* Work required: Set down the material below word for word, excluding the pictures.

# # #

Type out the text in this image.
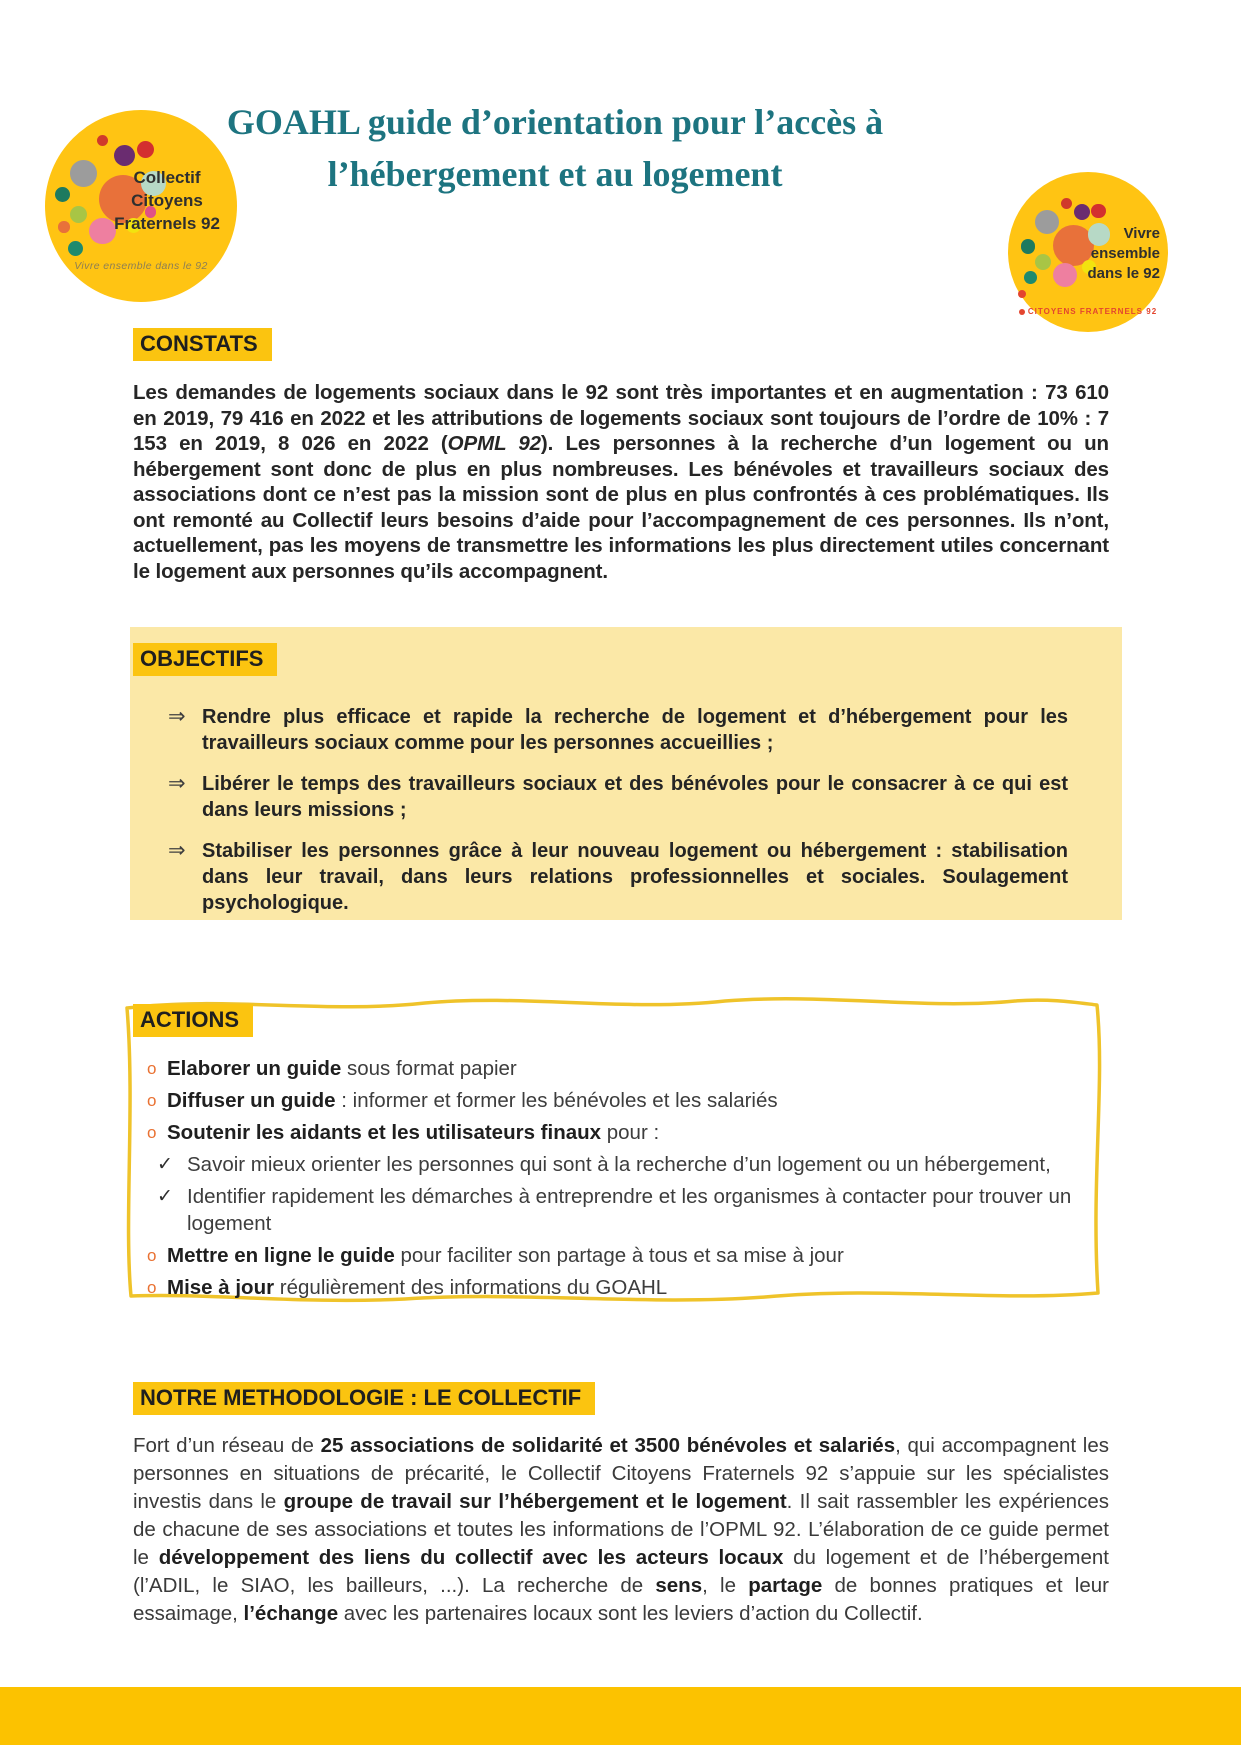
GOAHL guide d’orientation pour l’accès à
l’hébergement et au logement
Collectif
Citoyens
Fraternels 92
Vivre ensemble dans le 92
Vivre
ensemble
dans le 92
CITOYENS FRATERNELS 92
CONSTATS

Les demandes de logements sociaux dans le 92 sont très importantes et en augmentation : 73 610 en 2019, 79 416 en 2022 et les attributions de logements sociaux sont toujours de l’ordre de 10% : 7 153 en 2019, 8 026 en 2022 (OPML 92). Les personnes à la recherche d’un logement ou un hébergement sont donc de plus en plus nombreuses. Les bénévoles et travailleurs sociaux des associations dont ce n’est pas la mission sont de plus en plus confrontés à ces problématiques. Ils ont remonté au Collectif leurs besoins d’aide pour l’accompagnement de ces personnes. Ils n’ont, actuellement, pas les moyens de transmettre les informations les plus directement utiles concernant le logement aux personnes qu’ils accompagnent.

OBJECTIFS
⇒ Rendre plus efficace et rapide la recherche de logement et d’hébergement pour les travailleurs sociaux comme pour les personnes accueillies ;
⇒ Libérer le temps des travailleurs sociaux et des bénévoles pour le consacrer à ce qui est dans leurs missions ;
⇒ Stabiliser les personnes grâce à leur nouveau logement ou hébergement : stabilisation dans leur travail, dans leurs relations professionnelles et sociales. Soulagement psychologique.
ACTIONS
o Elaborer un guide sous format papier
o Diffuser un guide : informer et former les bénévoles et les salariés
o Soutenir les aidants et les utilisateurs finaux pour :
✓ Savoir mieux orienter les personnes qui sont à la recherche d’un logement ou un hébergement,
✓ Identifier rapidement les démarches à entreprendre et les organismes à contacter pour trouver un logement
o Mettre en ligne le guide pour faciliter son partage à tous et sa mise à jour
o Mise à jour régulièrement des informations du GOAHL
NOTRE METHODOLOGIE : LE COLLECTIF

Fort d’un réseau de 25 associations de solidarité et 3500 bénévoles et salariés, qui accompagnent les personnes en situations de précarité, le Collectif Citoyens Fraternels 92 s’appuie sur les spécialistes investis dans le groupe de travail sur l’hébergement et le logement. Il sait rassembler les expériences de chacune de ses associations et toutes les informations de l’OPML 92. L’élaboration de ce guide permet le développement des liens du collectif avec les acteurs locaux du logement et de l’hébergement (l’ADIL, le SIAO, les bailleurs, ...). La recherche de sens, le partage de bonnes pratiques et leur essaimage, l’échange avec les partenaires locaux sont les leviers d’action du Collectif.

# # #

* Task solution:
Type out the text in this image.
GOAHL guide d’orientation pour l’accès à
l’hébergement et au logement
Collectif
Citoyens
Fraternels 92
Vivre ensemble dans le 92
Vivre
ensemble
dans le 92
CITOYENS FRATERNELS 92
CONSTATS

Les demandes de logements sociaux dans le 92 sont très importantes et en augmentation : 73 610 en 2019, 79 416 en 2022 et les attributions de logements sociaux sont toujours de l’ordre de 10% : 7 153 en 2019, 8 026 en 2022 (OPML 92). Les personnes à la recherche d’un logement ou un hébergement sont donc de plus en plus nombreuses. Les bénévoles et travailleurs sociaux des associations dont ce n’est pas la mission sont de plus en plus confrontés à ces problématiques. Ils ont remonté au Collectif leurs besoins d’aide pour l’accompagnement de ces personnes. Ils n’ont, actuellement, pas les moyens de transmettre les informations les plus directement utiles concernant le logement aux personnes qu’ils accompagnent.

OBJECTIFS
⇒ Rendre plus efficace et rapide la recherche de logement et d’hébergement pour les travailleurs sociaux comme pour les personnes accueillies ;
⇒ Libérer le temps des travailleurs sociaux et des bénévoles pour le consacrer à ce qui est dans leurs missions ;
⇒ Stabiliser les personnes grâce à leur nouveau logement ou hébergement : stabilisation dans leur travail, dans leurs relations professionnelles et sociales. Soulagement psychologique.
ACTIONS
o Elaborer un guide sous format papier
o Diffuser un guide : informer et former les bénévoles et les salariés
o Soutenir les aidants et les utilisateurs finaux pour :
✓ Savoir mieux orienter les personnes qui sont à la recherche d’un logement ou un hébergement,
✓ Identifier rapidement les démarches à entreprendre et les organismes à contacter pour trouver un logement
o Mettre en ligne le guide pour faciliter son partage à tous et sa mise à jour
o Mise à jour régulièrement des informations du GOAHL
NOTRE METHODOLOGIE : LE COLLECTIF

Fort d’un réseau de 25 associations de solidarité et 3500 bénévoles et salariés, qui accompagnent les personnes en situations de précarité, le Collectif Citoyens Fraternels 92 s’appuie sur les spécialistes investis dans le groupe de travail sur l’hébergement et le logement. Il sait rassembler les expériences de chacune de ses associations et toutes les informations de l’OPML 92. L’élaboration de ce guide permet le développement des liens du collectif avec les acteurs locaux du logement et de l’hébergement (l’ADIL, le SIAO, les bailleurs, ...). La recherche de sens, le partage de bonnes pratiques et leur essaimage, l’échange avec les partenaires locaux sont les leviers d’action du Collectif.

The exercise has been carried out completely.